» **WHAT IS REQUIRED**
Copy out each line that mentions the word "экстренного".

***** DATA SUPPLIED *****

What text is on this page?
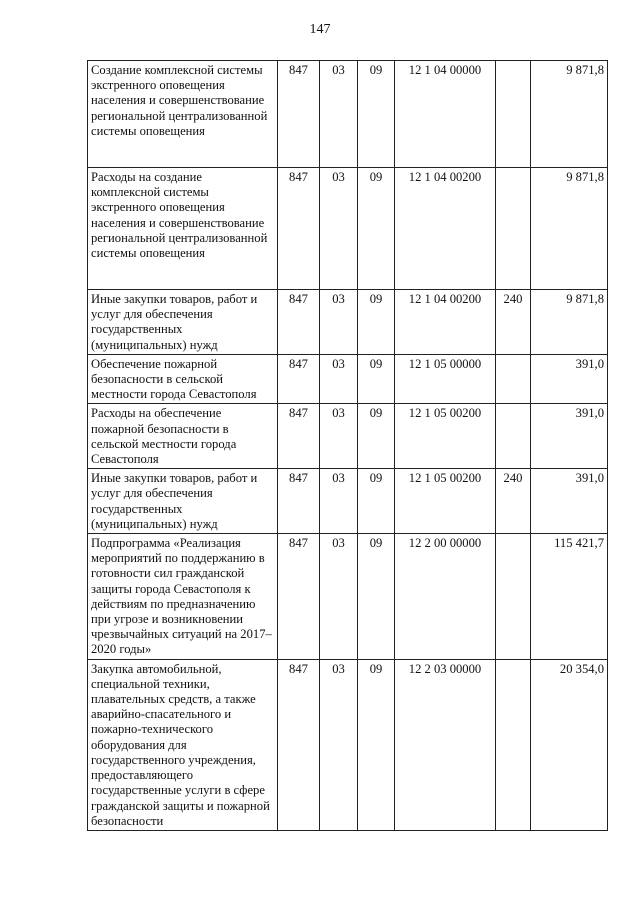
147
Создание комплексной системы экстренного оповещения населения и совершенствование региональной централизованной системы оповещения	847	03	09	12 1 04 00000		9 871,8
Расходы на создание комплексной системы экстренного оповещения населения и совершенствование региональной централизованной системы оповещения	847	03	09	12 1 04 00200		9 871,8
Иные закупки товаров, работ и услуг для обеспечения государственных (муниципальных) нужд	847	03	09	12 1 04 00200	240	9 871,8
Обеспечение пожарной безопасности в сельской местности города Севастополя	847	03	09	12 1 05 00000		391,0
Расходы на обеспечение пожарной безопасности в сельской местности города Севастополя	847	03	09	12 1 05 00200		391,0
Иные закупки товаров, работ и услуг для обеспечения государственных (муниципальных) нужд	847	03	09	12 1 05 00200	240	391,0
Подпрограмма «Реализация мероприятий по поддержанию в готовности сил гражданской защиты города Севастополя к действиям по предназначению при угрозе и возникновении чрезвычайных ситуаций на 2017–2020 годы»	847	03	09	12 2 00 00000		115 421,7
Закупка автомобильной, специальной техники, плавательных средств, а также аварийно-спасательного и пожарно-технического оборудования для государственного учреждения, предоставляющего государственные услуги в сфере гражданской защиты и пожарной безопасности	847	03	09	12 2 03 00000		20 354,0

*****

» **WRITTEN SOLUTION**
Создание комплексной системы экстренного оповещения населения и совершенствование региональной централизованной системы оповещения	847	03	09	12 1 04 00000		9 871,8
Расходы на создание комплексной системы экстренного оповещения населения и совершенствование региональной централизованной системы оповещения	847	03	09	12 1 04 00200		9 871,8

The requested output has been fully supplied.